_Short exercise_
Reproduce the records below in full and exactly, without their images.

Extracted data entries
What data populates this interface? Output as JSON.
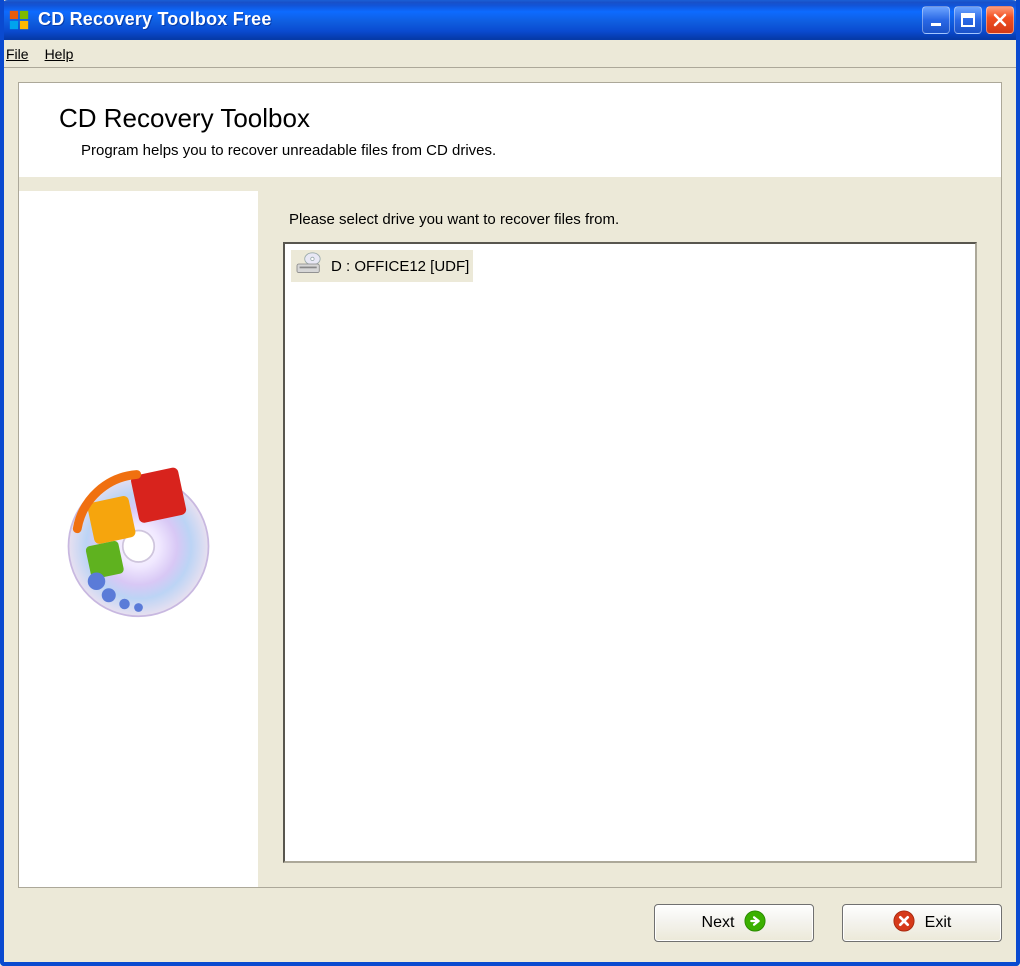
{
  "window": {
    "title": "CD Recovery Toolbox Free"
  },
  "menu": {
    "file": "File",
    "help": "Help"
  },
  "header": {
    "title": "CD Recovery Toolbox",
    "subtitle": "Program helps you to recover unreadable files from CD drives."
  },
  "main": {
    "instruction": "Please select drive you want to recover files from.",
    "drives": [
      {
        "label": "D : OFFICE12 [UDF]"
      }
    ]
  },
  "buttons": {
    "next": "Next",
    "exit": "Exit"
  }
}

_The answer_
What data populates this interface? Output as JSON.
{
  "window": {
    "title": "CD Recovery Toolbox Free"
  },
  "menu": {
    "file": "File",
    "help": "Help"
  },
  "header": {
    "title": "CD Recovery Toolbox",
    "subtitle": "Program helps you to recover unreadable files from CD drives."
  },
  "main": {
    "instruction": "Please select drive you want to recover files from.",
    "drives": [
      {
        "label": "D : OFFICE12 [UDF]"
      }
    ]
  },
  "buttons": {
    "next": "Next",
    "exit": "Exit"
  }
}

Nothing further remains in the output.